[EXERCISE GOAL] Copy every line that mentions the word "verrouillage".

[STORED DATA]
----

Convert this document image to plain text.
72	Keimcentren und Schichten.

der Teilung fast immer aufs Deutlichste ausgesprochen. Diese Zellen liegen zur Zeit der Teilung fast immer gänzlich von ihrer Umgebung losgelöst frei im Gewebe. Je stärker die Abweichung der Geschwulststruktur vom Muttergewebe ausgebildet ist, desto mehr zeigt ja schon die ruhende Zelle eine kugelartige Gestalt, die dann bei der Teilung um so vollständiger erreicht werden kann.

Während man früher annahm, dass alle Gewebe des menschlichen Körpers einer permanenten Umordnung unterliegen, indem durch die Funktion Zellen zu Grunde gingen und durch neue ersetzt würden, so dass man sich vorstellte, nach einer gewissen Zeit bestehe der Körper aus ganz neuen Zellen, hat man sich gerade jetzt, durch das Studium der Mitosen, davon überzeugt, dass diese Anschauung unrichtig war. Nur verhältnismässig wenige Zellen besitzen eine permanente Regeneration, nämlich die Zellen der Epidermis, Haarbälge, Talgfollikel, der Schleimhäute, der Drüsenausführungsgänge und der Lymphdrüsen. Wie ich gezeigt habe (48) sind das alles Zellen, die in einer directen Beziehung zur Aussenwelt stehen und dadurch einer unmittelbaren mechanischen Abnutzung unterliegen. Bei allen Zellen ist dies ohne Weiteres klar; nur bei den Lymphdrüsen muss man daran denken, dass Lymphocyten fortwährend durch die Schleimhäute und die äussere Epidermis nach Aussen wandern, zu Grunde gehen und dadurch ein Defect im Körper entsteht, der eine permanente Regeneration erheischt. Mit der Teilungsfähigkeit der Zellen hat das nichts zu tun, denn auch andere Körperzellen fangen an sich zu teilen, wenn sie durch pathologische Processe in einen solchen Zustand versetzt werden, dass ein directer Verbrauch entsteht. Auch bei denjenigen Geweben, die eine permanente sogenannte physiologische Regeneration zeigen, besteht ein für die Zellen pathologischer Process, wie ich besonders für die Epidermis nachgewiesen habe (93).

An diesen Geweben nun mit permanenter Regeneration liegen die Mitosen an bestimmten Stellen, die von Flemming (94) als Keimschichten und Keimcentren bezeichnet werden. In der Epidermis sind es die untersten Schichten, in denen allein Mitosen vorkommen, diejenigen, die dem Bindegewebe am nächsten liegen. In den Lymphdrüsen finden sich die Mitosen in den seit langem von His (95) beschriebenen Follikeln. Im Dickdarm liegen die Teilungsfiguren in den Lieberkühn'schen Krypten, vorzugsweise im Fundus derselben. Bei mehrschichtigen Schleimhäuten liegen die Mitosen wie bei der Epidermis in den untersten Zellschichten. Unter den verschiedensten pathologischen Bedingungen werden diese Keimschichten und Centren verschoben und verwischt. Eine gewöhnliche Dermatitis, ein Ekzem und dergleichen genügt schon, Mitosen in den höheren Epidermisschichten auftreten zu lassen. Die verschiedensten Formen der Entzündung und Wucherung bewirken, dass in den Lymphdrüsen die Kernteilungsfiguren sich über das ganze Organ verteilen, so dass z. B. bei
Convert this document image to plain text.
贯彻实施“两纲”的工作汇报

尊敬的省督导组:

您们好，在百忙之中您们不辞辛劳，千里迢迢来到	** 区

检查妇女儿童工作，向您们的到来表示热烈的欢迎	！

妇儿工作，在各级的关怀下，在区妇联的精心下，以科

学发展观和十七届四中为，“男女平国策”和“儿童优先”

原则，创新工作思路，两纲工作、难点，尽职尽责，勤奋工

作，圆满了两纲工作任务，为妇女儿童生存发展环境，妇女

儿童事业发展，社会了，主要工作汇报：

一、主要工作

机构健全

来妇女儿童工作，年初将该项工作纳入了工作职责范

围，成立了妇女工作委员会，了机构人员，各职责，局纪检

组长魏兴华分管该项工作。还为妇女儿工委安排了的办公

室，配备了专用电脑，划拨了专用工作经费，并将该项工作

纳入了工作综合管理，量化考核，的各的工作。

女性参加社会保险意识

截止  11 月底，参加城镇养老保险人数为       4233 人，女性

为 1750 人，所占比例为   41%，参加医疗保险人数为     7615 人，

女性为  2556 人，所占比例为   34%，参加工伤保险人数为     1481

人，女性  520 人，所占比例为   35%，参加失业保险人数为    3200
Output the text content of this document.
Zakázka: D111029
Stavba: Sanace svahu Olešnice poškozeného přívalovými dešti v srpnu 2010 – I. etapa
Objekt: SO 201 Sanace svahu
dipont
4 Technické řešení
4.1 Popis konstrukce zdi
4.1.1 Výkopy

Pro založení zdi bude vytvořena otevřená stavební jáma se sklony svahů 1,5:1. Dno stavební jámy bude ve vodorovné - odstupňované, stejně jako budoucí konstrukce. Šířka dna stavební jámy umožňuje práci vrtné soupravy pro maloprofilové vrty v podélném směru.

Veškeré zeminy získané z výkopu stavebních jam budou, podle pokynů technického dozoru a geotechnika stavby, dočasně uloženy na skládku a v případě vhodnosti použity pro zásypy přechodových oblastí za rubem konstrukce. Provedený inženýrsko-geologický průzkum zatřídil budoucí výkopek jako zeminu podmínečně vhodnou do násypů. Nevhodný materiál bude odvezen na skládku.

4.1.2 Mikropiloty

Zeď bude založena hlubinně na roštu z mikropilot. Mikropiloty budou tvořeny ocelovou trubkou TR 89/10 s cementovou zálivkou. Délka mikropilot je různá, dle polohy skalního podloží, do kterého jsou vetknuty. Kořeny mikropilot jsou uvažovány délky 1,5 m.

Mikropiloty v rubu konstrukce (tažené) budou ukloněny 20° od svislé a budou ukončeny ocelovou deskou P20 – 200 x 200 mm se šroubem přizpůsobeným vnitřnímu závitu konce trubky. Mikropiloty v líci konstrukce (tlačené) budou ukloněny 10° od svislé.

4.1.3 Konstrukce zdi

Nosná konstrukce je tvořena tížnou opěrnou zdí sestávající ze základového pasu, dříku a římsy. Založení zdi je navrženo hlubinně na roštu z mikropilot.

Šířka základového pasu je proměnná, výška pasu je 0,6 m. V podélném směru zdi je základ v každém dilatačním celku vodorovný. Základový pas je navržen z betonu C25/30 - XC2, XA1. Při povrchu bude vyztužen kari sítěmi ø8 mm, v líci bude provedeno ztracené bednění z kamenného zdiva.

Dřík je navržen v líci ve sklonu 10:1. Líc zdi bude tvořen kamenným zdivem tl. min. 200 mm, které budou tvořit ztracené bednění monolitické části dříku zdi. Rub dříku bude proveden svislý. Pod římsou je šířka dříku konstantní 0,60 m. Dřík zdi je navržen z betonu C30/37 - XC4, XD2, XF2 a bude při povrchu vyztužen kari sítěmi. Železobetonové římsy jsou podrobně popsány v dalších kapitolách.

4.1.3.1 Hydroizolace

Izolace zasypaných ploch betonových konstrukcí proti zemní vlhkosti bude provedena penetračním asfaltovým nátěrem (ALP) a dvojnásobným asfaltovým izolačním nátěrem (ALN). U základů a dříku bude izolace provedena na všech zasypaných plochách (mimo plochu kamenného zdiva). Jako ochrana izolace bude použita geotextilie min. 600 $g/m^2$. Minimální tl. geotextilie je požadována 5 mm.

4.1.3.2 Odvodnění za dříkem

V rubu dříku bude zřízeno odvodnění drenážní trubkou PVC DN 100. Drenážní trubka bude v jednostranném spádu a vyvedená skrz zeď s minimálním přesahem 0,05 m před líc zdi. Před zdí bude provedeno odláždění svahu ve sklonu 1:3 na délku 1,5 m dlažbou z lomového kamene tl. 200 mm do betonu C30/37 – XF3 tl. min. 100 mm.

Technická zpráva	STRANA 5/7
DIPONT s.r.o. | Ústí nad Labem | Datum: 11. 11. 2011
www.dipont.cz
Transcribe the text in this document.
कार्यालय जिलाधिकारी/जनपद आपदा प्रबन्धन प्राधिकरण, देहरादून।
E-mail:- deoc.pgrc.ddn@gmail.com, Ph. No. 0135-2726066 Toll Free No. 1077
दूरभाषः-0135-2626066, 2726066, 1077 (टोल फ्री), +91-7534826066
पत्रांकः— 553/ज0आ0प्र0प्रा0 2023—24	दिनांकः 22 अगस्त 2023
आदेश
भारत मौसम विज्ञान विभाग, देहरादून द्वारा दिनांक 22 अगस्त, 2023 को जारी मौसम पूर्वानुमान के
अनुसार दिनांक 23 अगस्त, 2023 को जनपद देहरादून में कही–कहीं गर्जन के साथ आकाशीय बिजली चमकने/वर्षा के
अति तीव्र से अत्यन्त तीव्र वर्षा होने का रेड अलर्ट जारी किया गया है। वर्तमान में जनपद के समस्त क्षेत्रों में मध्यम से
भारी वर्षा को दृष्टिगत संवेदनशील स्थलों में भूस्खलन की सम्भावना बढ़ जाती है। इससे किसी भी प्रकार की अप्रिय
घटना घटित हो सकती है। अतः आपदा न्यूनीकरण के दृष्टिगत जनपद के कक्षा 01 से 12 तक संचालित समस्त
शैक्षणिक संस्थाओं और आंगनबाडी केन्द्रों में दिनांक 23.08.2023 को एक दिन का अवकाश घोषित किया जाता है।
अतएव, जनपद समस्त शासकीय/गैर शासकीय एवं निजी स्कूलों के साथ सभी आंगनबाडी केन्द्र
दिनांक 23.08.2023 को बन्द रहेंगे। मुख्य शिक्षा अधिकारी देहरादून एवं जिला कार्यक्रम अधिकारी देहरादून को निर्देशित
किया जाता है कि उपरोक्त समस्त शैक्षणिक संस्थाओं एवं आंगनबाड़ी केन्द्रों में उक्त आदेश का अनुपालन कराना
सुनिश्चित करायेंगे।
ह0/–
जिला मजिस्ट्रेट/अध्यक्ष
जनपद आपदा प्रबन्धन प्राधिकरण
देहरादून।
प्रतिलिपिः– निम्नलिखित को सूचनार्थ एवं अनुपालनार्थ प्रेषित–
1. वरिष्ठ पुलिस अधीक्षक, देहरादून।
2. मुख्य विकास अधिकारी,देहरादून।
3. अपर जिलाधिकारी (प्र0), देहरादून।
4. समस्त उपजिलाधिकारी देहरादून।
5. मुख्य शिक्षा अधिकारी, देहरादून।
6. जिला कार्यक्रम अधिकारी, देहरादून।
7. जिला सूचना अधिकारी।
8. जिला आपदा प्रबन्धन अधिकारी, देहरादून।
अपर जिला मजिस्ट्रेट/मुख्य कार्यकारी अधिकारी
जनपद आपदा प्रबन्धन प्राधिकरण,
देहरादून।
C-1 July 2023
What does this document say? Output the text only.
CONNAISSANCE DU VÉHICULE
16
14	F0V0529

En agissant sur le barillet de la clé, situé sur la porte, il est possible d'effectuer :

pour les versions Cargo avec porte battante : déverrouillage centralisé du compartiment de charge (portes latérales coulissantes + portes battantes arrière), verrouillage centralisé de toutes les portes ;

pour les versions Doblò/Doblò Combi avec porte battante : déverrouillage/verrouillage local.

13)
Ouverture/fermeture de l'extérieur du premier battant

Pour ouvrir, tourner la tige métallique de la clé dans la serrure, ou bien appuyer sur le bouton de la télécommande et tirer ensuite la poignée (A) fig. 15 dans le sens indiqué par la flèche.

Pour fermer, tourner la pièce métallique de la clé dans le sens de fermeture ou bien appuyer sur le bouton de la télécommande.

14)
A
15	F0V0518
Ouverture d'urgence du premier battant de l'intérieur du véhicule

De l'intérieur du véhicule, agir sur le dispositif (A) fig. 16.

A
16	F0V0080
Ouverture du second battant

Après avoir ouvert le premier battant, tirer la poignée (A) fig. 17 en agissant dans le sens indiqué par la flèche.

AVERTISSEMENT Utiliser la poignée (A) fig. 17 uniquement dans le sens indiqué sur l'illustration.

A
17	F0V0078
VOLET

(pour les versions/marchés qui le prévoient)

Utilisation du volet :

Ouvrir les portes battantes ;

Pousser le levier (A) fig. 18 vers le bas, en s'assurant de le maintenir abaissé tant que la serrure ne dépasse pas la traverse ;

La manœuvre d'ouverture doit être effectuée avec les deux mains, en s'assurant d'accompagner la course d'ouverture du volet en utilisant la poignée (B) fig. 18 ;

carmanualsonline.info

----

[SOLUTION TO THIS PROBLEM]
pour les versions Cargo avec porte battante : déverrouillage centralisé du compartiment de charge (portes latérales coulissantes + portes battantes arrière), verrouillage centralisé de toutes les portes ;
pour les versions Doblò/Doblò Combi avec porte battante : déverrouillage/verrouillage local.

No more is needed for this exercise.